◆ Set problem: Without the pictures, copy the entries below word for word.

◆ Data rows:
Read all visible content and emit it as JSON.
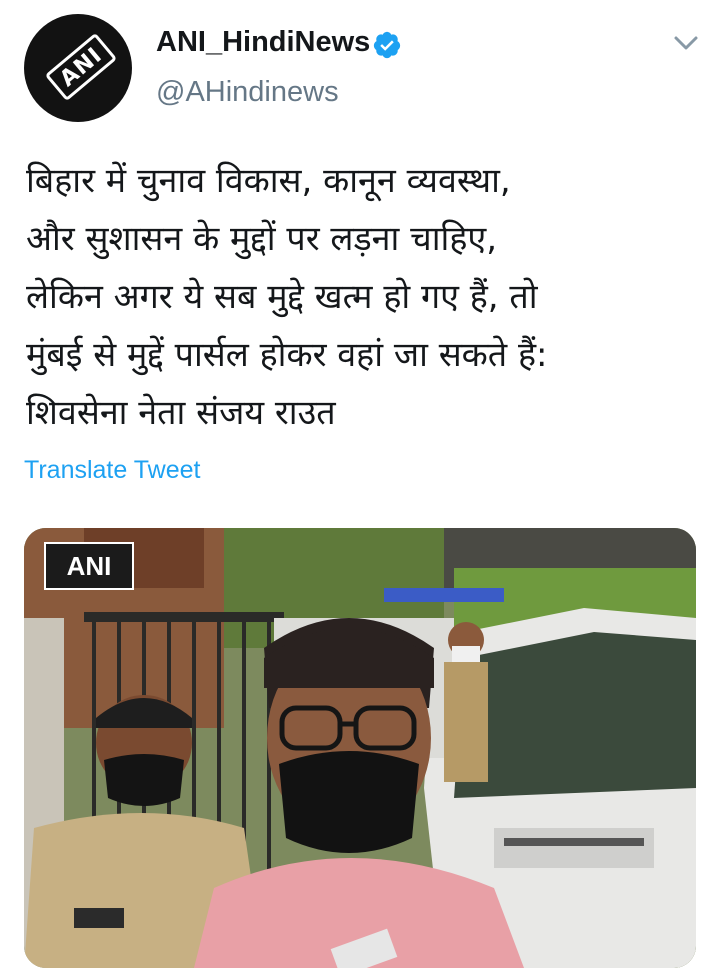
{
  "user": {
    "display_name": "ANI_HindiNews",
    "handle": "@AHindinews",
    "avatar_text": "ANI",
    "verified_icon": "verified-badge-icon"
  },
  "tweet": {
    "lines": [
      "बिहार में चुनाव विकास, कानून व्यवस्था,",
      "और सुशासन के मुद्दों पर लड़ना चाहिए,",
      "लेकिन अगर ये सब मुद्दे खत्म हो गए हैं, तो",
      "मुंबई से मुद्दें पार्सल होकर वहां जा सकते हैं:",
      "शिवसेना नेता संजय राउत"
    ],
    "translate_label": "Translate Tweet"
  },
  "media": {
    "watermark": "ANI"
  },
  "colors": {
    "link": "#1da1f2",
    "secondary_text": "#657786",
    "verified": "#1da1f2"
  }
}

◆ Answer to this exercise:
Read all visible content and emit it as JSON.
{
  "user": {
    "display_name": "ANI_HindiNews",
    "handle": "@AHindinews",
    "avatar_text": "ANI",
    "verified_icon": "verified-badge-icon"
  },
  "tweet": {
    "lines": [
      "बिहार में चुनाव विकास, कानून व्यवस्था,",
      "और सुशासन के मुद्दों पर लड़ना चाहिए,",
      "लेकिन अगर ये सब मुद्दे खत्म हो गए हैं, तो",
      "मुंबई से मुद्दें पार्सल होकर वहां जा सकते हैं:",
      "शिवसेना नेता संजय राउत"
    ],
    "translate_label": "Translate Tweet"
  },
  "media": {
    "watermark": "ANI"
  },
  "colors": {
    "link": "#1da1f2",
    "secondary_text": "#657786",
    "verified": "#1da1f2"
  }
}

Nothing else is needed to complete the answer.